• [Exercise prompt]: Rewrite the lines from the one containing "Segment this screenshot: for" through the one containing "- clock-icon: [1798, 200, 1837, 241]", both included, swapping "browser-icon" for "web-icon" and leaving everything else unchanged.

• [Source material]:
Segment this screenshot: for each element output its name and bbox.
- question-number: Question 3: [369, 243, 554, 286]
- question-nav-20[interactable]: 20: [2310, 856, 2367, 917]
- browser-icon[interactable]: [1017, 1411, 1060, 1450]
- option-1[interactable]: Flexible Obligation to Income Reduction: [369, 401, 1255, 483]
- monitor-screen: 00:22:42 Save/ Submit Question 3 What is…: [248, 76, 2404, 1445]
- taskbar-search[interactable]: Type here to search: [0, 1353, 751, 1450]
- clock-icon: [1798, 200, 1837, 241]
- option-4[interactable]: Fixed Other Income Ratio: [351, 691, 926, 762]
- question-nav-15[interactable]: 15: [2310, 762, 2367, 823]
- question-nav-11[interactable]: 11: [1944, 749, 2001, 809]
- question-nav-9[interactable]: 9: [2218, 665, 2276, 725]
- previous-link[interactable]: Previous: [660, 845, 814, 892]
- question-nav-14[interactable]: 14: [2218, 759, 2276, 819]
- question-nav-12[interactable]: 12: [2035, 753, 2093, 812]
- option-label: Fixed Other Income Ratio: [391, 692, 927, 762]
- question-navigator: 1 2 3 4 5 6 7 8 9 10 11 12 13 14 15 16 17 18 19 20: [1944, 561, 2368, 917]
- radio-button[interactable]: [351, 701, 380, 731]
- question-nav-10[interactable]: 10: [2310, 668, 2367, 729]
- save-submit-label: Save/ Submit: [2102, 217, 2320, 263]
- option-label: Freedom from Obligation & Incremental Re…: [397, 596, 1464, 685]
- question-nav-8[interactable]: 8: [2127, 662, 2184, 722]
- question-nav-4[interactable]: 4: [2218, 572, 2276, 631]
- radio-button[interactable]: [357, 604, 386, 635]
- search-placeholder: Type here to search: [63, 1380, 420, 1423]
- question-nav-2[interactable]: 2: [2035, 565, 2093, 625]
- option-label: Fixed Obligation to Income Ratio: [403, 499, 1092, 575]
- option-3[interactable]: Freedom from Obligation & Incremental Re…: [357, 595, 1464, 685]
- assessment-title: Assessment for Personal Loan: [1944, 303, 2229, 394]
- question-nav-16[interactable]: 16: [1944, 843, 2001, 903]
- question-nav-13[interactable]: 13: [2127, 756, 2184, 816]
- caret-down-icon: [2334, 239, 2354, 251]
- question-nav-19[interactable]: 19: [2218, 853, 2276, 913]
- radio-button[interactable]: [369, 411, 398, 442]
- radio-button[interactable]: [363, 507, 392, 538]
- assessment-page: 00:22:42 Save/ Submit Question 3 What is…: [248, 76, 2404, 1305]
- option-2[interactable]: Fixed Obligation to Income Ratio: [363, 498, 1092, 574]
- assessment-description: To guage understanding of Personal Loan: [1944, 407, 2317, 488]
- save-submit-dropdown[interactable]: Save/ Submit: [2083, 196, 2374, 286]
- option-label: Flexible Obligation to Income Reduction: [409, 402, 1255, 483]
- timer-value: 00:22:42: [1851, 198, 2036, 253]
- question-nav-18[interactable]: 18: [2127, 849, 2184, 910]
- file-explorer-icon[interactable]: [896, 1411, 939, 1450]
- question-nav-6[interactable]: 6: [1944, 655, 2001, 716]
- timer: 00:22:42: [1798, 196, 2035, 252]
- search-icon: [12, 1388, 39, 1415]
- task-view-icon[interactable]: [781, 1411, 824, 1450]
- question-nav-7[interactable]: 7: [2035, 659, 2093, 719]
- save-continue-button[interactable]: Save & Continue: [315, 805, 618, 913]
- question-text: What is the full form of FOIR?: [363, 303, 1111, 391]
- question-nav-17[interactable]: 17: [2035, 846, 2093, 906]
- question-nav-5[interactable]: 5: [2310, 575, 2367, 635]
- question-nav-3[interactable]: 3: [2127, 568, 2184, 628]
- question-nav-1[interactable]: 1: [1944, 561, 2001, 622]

...

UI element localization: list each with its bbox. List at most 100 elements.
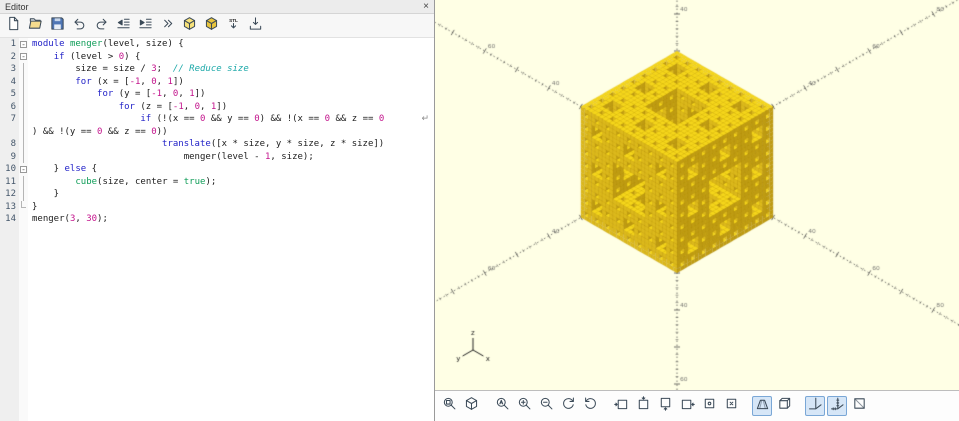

---

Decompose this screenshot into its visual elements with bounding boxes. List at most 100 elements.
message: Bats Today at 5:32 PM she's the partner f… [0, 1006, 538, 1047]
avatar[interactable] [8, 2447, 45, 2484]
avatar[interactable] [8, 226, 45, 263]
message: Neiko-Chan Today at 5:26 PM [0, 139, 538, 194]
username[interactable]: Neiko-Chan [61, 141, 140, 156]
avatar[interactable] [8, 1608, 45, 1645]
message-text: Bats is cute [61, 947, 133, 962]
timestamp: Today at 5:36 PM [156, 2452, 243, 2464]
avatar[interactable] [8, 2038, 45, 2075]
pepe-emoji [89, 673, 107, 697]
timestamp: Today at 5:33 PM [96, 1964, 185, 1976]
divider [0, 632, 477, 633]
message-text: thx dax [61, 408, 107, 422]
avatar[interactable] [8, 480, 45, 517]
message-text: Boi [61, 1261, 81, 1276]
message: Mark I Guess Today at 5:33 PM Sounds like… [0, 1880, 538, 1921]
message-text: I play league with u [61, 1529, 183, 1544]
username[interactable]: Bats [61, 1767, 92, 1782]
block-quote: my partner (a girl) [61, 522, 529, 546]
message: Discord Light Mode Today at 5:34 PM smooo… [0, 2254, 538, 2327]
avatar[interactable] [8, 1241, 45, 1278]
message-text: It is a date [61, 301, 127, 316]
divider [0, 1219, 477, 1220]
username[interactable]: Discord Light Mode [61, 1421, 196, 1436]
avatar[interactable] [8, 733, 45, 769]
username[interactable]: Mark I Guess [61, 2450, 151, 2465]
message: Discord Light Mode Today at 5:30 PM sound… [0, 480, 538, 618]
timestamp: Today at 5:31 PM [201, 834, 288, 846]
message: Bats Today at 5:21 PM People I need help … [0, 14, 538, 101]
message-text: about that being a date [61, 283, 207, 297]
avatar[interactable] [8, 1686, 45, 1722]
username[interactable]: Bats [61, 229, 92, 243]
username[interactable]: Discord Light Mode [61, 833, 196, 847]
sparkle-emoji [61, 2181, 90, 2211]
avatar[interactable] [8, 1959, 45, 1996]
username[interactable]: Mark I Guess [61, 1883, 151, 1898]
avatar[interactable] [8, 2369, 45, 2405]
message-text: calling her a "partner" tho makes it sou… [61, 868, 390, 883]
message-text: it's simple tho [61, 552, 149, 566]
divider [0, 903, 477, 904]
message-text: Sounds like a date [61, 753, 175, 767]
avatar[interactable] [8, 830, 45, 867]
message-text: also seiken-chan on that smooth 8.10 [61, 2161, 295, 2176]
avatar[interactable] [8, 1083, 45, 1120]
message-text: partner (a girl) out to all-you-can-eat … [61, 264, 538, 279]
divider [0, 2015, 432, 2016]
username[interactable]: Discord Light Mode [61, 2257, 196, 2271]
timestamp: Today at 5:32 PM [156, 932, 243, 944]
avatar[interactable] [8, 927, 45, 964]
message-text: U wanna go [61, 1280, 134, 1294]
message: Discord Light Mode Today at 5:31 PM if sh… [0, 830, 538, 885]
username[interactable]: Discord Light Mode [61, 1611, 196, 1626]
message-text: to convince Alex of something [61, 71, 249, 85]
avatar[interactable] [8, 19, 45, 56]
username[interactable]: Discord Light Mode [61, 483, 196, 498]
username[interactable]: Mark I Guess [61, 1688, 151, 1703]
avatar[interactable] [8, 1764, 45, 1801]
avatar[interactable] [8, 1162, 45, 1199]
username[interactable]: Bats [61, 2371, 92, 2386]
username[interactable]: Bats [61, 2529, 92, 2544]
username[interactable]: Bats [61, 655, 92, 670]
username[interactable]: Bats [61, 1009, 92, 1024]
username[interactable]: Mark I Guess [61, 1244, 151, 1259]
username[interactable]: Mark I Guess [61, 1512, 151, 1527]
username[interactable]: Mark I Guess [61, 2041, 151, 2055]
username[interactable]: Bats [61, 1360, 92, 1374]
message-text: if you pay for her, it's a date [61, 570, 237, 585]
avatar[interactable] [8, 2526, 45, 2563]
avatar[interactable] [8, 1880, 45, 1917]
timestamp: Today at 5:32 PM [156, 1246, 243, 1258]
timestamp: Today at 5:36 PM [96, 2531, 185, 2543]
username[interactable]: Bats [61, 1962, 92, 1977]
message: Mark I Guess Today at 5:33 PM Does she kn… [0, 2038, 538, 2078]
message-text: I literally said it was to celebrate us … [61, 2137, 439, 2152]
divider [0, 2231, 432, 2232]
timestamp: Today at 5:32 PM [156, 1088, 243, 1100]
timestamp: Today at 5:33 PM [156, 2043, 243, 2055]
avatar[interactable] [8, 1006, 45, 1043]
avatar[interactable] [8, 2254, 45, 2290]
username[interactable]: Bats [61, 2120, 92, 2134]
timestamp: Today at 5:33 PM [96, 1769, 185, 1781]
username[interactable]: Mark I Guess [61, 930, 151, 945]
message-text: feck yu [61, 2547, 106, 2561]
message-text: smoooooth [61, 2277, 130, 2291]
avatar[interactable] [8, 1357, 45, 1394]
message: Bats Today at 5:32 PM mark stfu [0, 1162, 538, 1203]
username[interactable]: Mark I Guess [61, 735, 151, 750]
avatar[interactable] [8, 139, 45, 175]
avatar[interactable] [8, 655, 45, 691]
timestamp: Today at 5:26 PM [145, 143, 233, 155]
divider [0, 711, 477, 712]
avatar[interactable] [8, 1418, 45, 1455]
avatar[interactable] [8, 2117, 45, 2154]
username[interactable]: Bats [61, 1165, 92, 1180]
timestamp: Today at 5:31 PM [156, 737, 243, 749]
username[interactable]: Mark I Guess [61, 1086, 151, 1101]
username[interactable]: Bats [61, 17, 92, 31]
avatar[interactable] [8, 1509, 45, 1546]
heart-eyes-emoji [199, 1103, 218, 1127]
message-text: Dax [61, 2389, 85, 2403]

• [Expected answer]:
Segment this screenshot: for each element output its name and bbox.
- question-number: Question 3: [369, 243, 554, 286]
- question-nav-20[interactable]: 20: [2310, 856, 2367, 917]
- web-icon[interactable]: [1017, 1411, 1060, 1450]
- option-1[interactable]: Flexible Obligation to Income Reduction: [369, 401, 1255, 483]
- monitor-screen: 00:22:42 Save/ Submit Question 3 What is…: [248, 76, 2404, 1445]
- taskbar-search[interactable]: Type here to search: [0, 1353, 751, 1450]
- clock-icon: [1798, 200, 1837, 241]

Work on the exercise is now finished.